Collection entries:

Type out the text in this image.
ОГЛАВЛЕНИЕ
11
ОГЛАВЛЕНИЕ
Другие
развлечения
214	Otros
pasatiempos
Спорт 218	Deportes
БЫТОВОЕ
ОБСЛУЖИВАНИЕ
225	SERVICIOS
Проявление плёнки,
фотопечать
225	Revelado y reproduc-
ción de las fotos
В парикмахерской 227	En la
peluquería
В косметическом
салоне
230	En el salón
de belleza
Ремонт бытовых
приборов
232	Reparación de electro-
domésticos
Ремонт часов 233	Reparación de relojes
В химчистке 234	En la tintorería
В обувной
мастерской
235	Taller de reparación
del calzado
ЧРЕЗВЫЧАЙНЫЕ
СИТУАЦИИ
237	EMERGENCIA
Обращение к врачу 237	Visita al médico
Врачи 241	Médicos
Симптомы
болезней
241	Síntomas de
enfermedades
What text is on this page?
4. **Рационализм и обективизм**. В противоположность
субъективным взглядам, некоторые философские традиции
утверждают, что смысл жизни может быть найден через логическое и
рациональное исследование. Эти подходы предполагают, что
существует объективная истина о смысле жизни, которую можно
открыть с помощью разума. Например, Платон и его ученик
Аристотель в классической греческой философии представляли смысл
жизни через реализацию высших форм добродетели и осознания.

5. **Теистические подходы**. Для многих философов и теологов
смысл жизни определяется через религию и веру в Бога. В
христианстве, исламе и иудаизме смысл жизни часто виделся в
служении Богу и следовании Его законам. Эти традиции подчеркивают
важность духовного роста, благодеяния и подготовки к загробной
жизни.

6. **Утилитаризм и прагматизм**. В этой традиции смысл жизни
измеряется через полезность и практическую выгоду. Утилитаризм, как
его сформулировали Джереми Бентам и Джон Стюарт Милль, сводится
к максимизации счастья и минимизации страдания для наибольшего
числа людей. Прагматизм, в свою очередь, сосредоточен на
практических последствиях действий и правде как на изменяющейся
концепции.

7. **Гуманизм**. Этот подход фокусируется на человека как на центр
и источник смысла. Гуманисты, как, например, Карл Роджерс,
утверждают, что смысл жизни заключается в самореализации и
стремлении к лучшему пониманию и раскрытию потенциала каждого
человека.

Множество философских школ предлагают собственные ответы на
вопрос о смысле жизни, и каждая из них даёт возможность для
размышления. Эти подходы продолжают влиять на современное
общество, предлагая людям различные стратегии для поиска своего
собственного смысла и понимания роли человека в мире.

* **SHORT PROBLEM**: Search the records above for "смысле". Copy each line where it is found.

* **COMPLETED TASK**:
существует объективная истина о смысле жизни, которую можно
вопрос о смысле жизни, и каждая из них даёт возможность для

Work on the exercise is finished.